> [Textausschnitt]
————

Foto: CC0 1.0, Pixabay User PublicDomainPictures | Ausschnitt angepasst

Kann Politik eine nachhaltige Digitalisierung gestalten?

Nicht im Alleingang. Aber wir können natürlich politisch die richtigen Rahmenbedingungen setzen, für den Ausbau der Erneuerbaren Energien sorgen, einen wirksamen Preis für CO2 festlegen oder Vorgaben für die Energieeffizienz von Geräten machen. Allein Bundeseinrichtungen betreiben rund 1.000 Rechenzentren – da kann die Bundesregierung in Sachen Energieeffizienz, Einsatz moderner Wasserkühlung oder Abwärmenutzung eine Vorbildfunktion übernehmen, genauso bei der Beschaffung von Hard- und Software. Die Digitalisierung wird aber ganz wesentlich von Unternehmen, von Start-ups vorangetrieben – deshalb ist es entscheidend, dass Unternehmen mitziehen, besser noch vorangehen. Da gibt es auch einige ermutigende Beispiele, aber in der Breite ist das noch nicht angekommen.

Wo sollte die Bundesregierung mit Priorität tätig werden?

Zunächst braucht es überhaupt ein Bewusstsein fürs Thema. Bislang war dazu sehr wenig zu sehen, aber langsam entwickelt sich da immerhin an der einen oder anderen Stelle was. Sowohl im Umweltministerium als auch im Forschungsministerium nehme ich wahr, dass man sich dort jetzt endlich Gedanken macht. Wenn man sich aber den Koalitionsvertrag ansieht, die Digitalstrategie oder die KI-Strategie der Bundesregierung, dann findet man dort ziemlich viele Leerstellen. Und eine umfassende Green-IT-Strategie der Bundesregierung existiert bis heute nicht. Da besteht dringender Nachholbedarf.

————

> [Bereitgestellte Daten]
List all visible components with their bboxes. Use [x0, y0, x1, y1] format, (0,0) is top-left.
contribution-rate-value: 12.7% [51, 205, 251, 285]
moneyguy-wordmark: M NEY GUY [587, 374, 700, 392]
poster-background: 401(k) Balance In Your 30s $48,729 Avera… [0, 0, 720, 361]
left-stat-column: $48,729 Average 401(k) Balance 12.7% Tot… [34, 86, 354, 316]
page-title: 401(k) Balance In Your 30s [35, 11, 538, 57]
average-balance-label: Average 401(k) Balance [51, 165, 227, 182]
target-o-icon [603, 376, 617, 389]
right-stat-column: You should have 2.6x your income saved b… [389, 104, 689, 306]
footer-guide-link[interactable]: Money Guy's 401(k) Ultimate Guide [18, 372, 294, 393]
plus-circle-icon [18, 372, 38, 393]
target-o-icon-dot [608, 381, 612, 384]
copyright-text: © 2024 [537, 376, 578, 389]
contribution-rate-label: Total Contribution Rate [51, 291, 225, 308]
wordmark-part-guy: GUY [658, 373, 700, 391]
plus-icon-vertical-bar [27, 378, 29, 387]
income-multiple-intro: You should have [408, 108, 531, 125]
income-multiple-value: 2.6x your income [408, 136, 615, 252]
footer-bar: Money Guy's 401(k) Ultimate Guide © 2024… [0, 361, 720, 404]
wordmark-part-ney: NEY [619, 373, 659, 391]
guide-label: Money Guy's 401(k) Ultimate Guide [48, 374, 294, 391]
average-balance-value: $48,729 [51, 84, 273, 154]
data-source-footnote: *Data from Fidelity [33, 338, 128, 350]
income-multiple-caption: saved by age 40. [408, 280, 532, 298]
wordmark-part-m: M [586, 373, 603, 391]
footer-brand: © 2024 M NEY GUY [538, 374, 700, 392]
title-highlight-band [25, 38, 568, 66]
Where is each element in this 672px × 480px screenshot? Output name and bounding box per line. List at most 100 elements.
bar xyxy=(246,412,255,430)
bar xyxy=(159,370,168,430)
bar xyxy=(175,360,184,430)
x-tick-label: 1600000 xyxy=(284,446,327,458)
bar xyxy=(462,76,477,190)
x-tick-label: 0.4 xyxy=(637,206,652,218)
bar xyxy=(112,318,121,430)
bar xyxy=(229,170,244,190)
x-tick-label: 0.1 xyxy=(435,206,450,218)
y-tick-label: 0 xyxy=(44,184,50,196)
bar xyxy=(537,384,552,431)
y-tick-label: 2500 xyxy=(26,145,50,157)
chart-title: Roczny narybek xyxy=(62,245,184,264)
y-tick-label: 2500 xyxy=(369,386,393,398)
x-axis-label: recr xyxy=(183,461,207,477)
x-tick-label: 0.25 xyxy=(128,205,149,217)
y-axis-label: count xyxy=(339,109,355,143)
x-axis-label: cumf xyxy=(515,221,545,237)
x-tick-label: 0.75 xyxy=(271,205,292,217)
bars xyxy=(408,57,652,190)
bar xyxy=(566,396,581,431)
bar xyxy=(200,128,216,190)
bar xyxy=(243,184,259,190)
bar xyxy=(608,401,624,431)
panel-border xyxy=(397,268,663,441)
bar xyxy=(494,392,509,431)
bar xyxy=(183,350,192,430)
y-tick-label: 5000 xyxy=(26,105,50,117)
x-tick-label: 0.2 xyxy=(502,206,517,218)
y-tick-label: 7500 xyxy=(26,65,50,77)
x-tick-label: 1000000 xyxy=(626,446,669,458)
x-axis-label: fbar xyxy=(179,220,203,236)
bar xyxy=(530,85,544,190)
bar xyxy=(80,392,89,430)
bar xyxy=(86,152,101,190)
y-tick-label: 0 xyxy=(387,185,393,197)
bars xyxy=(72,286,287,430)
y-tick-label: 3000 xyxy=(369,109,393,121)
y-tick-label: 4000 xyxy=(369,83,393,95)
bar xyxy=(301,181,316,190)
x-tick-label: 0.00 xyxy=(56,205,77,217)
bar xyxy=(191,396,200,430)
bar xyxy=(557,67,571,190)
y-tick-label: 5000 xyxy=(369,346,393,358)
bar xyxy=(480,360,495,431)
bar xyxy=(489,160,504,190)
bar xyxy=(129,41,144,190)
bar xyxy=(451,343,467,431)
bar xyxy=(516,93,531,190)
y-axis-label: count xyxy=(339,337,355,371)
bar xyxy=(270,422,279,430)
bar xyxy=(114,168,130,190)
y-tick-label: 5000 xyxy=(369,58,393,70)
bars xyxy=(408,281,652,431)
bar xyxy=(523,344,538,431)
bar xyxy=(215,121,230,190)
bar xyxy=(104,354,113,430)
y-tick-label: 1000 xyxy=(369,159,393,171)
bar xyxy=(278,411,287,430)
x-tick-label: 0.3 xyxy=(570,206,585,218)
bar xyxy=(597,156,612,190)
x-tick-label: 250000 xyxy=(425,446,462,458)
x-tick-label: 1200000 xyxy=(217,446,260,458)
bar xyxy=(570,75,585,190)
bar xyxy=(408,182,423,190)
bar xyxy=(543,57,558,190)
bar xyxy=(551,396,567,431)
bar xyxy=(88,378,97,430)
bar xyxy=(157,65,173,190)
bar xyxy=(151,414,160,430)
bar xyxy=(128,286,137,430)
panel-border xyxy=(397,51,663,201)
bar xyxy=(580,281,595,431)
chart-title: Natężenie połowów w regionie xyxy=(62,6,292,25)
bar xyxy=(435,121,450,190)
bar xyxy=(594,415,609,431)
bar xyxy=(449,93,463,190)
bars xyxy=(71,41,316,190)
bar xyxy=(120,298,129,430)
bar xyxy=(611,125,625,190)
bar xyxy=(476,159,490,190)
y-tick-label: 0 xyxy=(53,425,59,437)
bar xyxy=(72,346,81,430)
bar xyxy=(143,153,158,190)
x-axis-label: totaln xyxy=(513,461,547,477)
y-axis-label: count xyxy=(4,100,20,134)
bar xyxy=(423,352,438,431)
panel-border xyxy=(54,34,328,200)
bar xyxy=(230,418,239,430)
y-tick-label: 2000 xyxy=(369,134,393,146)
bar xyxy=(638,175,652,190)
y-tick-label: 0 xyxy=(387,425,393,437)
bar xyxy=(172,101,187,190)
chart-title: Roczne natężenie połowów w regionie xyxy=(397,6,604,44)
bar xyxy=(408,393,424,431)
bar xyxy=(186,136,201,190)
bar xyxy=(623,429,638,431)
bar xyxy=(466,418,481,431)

————

Setzen Sie den Text über nachhaltige Digitalisierung im Anschluss an seinen letzten Satz fort. Die Daten werden für die Bearbeitung nicht benötigt.

> [Antwort]
Kann die nachhaltige Digitalisierung zum Wirtschaftsmodell für Deutschland und die EU werden?

Europa kann zum Modell werden, wenn wir zeigen, wie die ökologische und soziale Transformation der Wirtschaft gelingen kann. Da geht es natürlich um mehr als um nachhaltige Digitalisierung – dazu braucht es sauberen Strom, nachhaltige Batterietechnik, eine postfossile Grundstoffindustrie, eine echte Verkehrs- und Agrarwende. Aber in vielen Branchen und Bereichen könnten digitale Anwendungen helfen, diese Transformation voranzubringen und umzusetzen.

Pressefoto: Uwe Schroepf Fotodesign

Sehen sie Ansätze im „europäischen Grünen Deal“ der EU-Kommission oder in der Klima- und Digitalpolitik der Bundesregierung, die darauf abzielen?

Bezugspunkte sind im Green Deal auf jeden Fall vorhanden, aber bislang ist der Green Deal ja noch ein grober Rahmen, und noch ist unklar, was genau wie und bis wann umgesetzt werden wird. Die Kommission ist erst frisch im Amt und insofern nachvollziehbar, dass das zum jetzigen Zeitpunkt noch nicht konkreter ausgearbeitet sein kann. Von der Bundesregierung würde ich mir wünschen, dass sie die deutsche EU-Ratspräsidentschaft im zweiten Halbjahr nutzt, um „Digitalisierung für Nachhaltigkeit“ zu einem Arbeitsschwerpunkt auf EU-Ebene zu machen. Im jüngsten Klimaschutzprogramm der Bundesregierung finden sich zwar sinnvolle Einzelmaßnahmen, z.B. zur Energieeffizienz der Bundes-IT, einen systematischen und strategischen Ansatz, um die Digitalisierung tatsächlich im Sinne des Klimaschutzes zu gestalten, kann ich aber nicht erkennen.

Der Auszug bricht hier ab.